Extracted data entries
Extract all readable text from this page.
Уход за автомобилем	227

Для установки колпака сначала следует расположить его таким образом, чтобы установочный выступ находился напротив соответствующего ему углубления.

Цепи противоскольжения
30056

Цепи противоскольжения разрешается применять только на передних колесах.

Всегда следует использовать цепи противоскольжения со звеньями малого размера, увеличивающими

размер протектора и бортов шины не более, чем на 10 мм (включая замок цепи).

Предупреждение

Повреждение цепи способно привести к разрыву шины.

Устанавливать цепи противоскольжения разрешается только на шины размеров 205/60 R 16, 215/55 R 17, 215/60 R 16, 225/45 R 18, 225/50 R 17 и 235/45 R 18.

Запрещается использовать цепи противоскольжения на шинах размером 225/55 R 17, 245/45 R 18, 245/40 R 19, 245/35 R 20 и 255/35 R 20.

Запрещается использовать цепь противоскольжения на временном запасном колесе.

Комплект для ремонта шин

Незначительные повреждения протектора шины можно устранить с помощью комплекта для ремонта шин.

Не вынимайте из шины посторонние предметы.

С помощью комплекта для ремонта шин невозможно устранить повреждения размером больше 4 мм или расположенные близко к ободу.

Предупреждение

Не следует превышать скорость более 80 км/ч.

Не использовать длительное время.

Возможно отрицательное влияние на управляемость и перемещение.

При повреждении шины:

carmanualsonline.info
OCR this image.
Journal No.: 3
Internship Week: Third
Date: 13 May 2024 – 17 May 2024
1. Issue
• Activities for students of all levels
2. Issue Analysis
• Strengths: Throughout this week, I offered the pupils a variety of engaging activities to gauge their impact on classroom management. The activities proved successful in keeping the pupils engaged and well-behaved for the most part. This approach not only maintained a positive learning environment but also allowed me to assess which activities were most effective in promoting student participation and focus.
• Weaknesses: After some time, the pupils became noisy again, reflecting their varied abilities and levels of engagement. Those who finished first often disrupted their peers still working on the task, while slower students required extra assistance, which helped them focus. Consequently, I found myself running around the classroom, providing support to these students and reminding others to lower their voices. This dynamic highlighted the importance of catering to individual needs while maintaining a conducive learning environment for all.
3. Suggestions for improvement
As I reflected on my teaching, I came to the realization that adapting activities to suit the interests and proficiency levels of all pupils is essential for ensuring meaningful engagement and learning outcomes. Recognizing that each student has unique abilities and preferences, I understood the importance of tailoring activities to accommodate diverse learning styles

Task to carry out:
Go through the records and pull out each line that includes the word "students".

Task answer:
• Activities for students of all levels
• Weaknesses: After some time, the pupils became noisy again, reflecting their varied abilities and levels of engagement. Those who finished first often disrupted their peers still working on the task, while slower students required extra assistance, which helped them focus. Consequently, I found myself running around the classroom, providing support to these students and reminding others to lower their voices. This dynamic highlighted the importance of catering to individual needs while maintaining a conducive learning environment for all.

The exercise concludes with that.